§ 課題:
下に載せた卒業証書授与式の式辞について、最後の文のあとに続く部分を書いてもらえますか。

§ 記事:
┄┄┄┄┄┄┄┄┄┄┄┄┄┄┄┄┄┄┄┄

令和5年度卒業証書授与式「式辞」

校庭の木々にも新しい芽がふくらみ、春のいぶきを感じる季節になりました。このよき日に、令和五年度の卒業証書授与式を挙行することができました。五年ぶりにご来賓にもご臨席いただきました。心より御礼申し上げます。

保護者の皆様、本日はお子様のご卒業、誠におめでとうございます。こうして立派に成長され、中学校へ進学なさいますお子様を目の前にして、さぞ感慨もひとしおのことと拝察いたします。私たち職員一同、至らぬ点も多々ございましたが、お子様方への指導・支援に力を注いでまいりました。保護者の皆様には、今後もお子様を見守り支えていただくことで、一人一人がさらにたくましく成長されることを願ってやみません。

さて、卒業する四十九名の皆さん、ご卒業おめでとうございます。今、皆さん一人一人に、六年間の思い出や成長の跡が詰まった、卒業証書を手渡しました。一人一人の表情を間近に見ながら手渡すことができ、大変うれしく思っています。

私はここ最近、これまで以上に皆さんの教室へ行き、皆さんの学習の様子を見ていましたが、初めて出会った二年前からの目を見張る成長を日々実感していました。それは、皆さんが六年生として、後輩達のお手本となる行動、学び方をしっかり身につけてくれたからです。

┄┄┄┄┄┄┄┄┄┄┄┄┄┄┄┄┄┄┄┄

§ 提供データ:
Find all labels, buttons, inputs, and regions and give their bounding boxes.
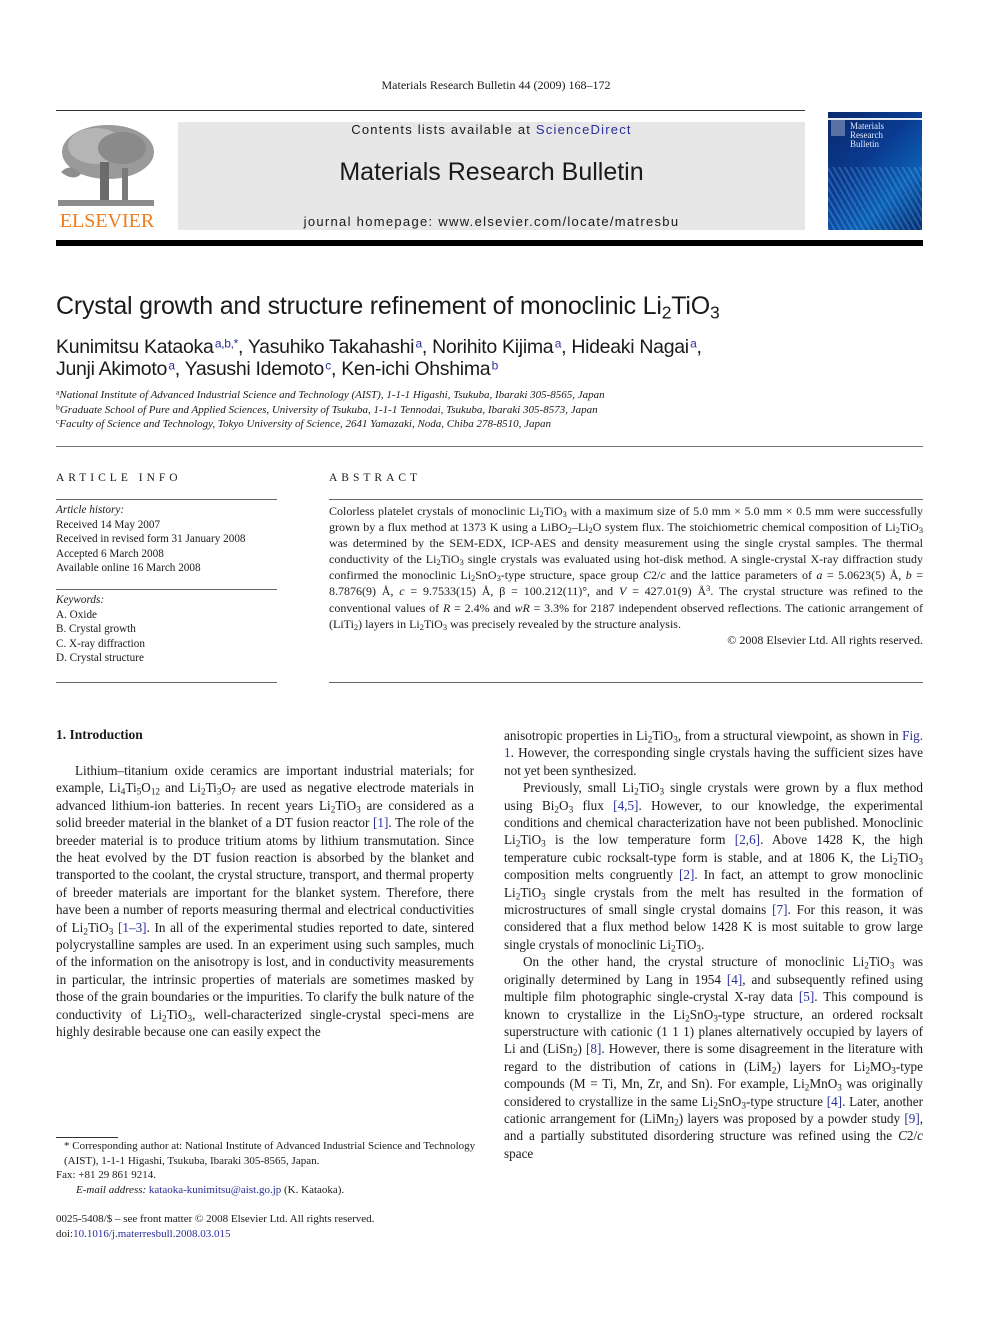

┄┄┄┄┄┄┄┄┄┄┄┄┄┄┄┄┄┄┄┄

§ 回答:
皆さんがこれから生きていく世の中は、将来の予測が困難な時代だと言われています。(1)変動という意味の言葉、Volatility(2)不確実という意味の言葉、Uncertainty(3)複雑という意味の言葉、Complexity(4)曖昧という意味の言葉、Ambiguity。この4つの英単語の頭文字をとってVUCA時代と言われています。そんな時代を生きていくためには、情報をしっかり収集して、それらを整理分析して問題を解決する方法を考え、自分で決断して行動に移す、そしてそれは一人でやるのではなく周りの人とコミュニケーションをとりながら進める。VUCA時代を力強く生きるためには、こんな力が絶対に必要なのです。

だけど、考えてみてください。皆さんの特にこの一年間の行動・学びは、今話したVUCA時代を乗り越えるために必要な力を磨いた、まさにその営みでした。挨拶運動をバージョンアップしながら続けたことも、笠岡小みんなの約束を話し合って見直したことも、そして日々の学びでは自分のめあてを持って自らゴールに辿り着き、振り返り、次の学びにつなげたことも、大切な力を身につけたことを示すものでした。皆さんはどこへ出ても誇れる学びや経験を積んできたと、学校長として自信を持ってたたえたいと思います。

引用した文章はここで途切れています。